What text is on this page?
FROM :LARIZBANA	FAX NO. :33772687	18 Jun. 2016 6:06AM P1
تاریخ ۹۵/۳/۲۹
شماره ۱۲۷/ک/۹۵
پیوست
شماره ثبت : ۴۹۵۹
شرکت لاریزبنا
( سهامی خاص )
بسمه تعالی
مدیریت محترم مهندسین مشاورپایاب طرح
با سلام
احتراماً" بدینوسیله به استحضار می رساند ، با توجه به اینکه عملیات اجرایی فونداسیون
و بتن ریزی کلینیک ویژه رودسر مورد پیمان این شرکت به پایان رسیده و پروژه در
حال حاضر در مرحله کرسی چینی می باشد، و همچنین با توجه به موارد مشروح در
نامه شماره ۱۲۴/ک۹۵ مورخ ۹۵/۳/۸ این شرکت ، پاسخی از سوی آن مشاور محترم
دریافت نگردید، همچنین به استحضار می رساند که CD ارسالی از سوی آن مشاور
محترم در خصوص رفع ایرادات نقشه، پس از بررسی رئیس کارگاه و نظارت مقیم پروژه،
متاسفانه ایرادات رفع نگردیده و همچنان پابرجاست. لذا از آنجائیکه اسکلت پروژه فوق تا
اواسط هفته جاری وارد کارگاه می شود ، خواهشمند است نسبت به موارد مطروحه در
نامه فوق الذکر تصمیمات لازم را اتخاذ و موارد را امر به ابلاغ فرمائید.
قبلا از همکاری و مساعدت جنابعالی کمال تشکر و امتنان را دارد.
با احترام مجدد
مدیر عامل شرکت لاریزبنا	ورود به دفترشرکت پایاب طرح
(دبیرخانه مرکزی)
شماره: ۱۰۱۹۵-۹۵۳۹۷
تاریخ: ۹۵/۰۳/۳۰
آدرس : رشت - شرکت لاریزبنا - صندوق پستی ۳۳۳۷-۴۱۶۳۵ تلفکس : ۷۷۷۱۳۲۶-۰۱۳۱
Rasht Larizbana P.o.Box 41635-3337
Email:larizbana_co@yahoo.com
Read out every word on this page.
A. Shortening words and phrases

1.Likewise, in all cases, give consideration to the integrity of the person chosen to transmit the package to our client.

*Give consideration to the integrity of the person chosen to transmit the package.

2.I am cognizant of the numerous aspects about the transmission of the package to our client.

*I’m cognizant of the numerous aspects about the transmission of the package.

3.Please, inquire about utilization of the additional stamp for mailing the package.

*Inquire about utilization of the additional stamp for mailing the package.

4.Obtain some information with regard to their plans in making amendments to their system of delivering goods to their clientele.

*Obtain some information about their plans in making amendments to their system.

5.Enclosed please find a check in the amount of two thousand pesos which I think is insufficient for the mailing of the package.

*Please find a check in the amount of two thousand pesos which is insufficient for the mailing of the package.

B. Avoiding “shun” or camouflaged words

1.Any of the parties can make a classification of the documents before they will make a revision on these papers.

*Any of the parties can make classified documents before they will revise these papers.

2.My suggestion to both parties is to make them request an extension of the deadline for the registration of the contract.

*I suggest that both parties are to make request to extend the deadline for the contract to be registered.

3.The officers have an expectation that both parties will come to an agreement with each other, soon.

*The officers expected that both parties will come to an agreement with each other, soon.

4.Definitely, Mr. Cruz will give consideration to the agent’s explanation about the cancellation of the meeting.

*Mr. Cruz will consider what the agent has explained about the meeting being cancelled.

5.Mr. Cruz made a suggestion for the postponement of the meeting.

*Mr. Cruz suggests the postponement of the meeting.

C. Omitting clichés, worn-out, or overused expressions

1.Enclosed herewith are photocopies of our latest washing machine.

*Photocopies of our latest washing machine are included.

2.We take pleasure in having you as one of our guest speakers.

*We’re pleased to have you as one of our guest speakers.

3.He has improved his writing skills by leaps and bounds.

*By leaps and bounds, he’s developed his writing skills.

----------------------------------------

→ **Task statement**
Copy every line of the material, please, keeping it exactly the same.

→ **Response to the exercise**
What text is on this page?
FROM :LARIZBANA	FAX NO. :33772687	18 Jun. 2016 6:06AM P1
تاریخ ۹۵/۳/۲۹
شماره ۱۲۷/ک/۹۵
پیوست
شماره ثبت : ۴۹۵۹
شرکت لاریزبنا
( سهامی خاص )
بسمه تعالی
مدیریت محترم مهندسین مشاورپایاب طرح
با سلام
احتراماً" بدینوسیله به استحضار می رساند ، با توجه به اینکه عملیات اجرایی فونداسیون
و بتن ریزی کلینیک ویژه رودسر مورد پیمان این شرکت به پایان رسیده و پروژه در
حال حاضر در مرحله کرسی چینی می باشد، و همچنین با توجه به موارد مشروح در
نامه شماره ۱۲۴/ک۹۵ مورخ ۹۵/۳/۸ این شرکت ، پاسخی از سوی آن مشاور محترم
دریافت نگردید، همچنین به استحضار می رساند که CD ارسالی از سوی آن مشاور
محترم در خصوص رفع ایرادات نقشه، پس از بررسی رئیس کارگاه و نظارت مقیم پروژه،
متاسفانه ایرادات رفع نگردیده و همچنان پابرجاست. لذا از آنجائیکه اسکلت پروژه فوق تا
اواسط هفته جاری وارد کارگاه می شود ، خواهشمند است نسبت به موارد مطروحه در
نامه فوق الذکر تصمیمات لازم را اتخاذ و موارد را امر به ابلاغ فرمائید.
قبلا از همکاری و مساعدت جنابعالی کمال تشکر و امتنان را دارد.
با احترام مجدد
مدیر عامل شرکت لاریزبنا	ورود به دفترشرکت پایاب طرح
(دبیرخانه مرکزی)
شماره: ۱۰۱۹۵-۹۵۳۹۷
تاریخ: ۹۵/۰۳/۳۰
آدرس : رشت - شرکت لاریزبنا - صندوق پستی ۳۳۳۷-۴۱۶۳۵ تلفکس : ۷۷۷۱۳۲۶-۰۱۳۱
Rasht Larizbana P.o.Box 41635-3337
Email:larizbana_co@yahoo.com
Read out every word on this page.
A. Shortening words and phrases

1.Likewise, in all cases, give consideration to the integrity of the person chosen to transmit the package to our client.

*Give consideration to the integrity of the person chosen to transmit the package.

2.I am cognizant of the numerous aspects about the transmission of the package to our client.

*I’m cognizant of the numerous aspects about the transmission of the package.

3.Please, inquire about utilization of the additional stamp for mailing the package.

*Inquire about utilization of the additional stamp for mailing the package.

4.Obtain some information with regard to their plans in making amendments to their system of delivering goods to their clientele.

*Obtain some information about their plans in making amendments to their system.

5.Enclosed please find a check in the amount of two thousand pesos which I think is insufficient for the mailing of the package.

*Please find a check in the amount of two thousand pesos which is insufficient for the mailing of the package.

B. Avoiding “shun” or camouflaged words

1.Any of the parties can make a classification of the documents before they will make a revision on these papers.

*Any of the parties can make classified documents before they will revise these papers.

2.My suggestion to both parties is to make them request an extension of the deadline for the registration of the contract.

*I suggest that both parties are to make request to extend the deadline for the contract to be registered.

3.The officers have an expectation that both parties will come to an agreement with each other, soon.

*The officers expected that both parties will come to an agreement with each other, soon.

4.Definitely, Mr. Cruz will give consideration to the agent’s explanation about the cancellation of the meeting.

*Mr. Cruz will consider what the agent has explained about the meeting being cancelled.

5.Mr. Cruz made a suggestion for the postponement of the meeting.

*Mr. Cruz suggests the postponement of the meeting.

C. Omitting clichés, worn-out, or overused expressions

1.Enclosed herewith are photocopies of our latest washing machine.

*Photocopies of our latest washing machine are included.

2.We take pleasure in having you as one of our guest speakers.

*We’re pleased to have you as one of our guest speakers.

3.He has improved his writing skills by leaps and bounds.

*By leaps and bounds, he’s developed his writing skills.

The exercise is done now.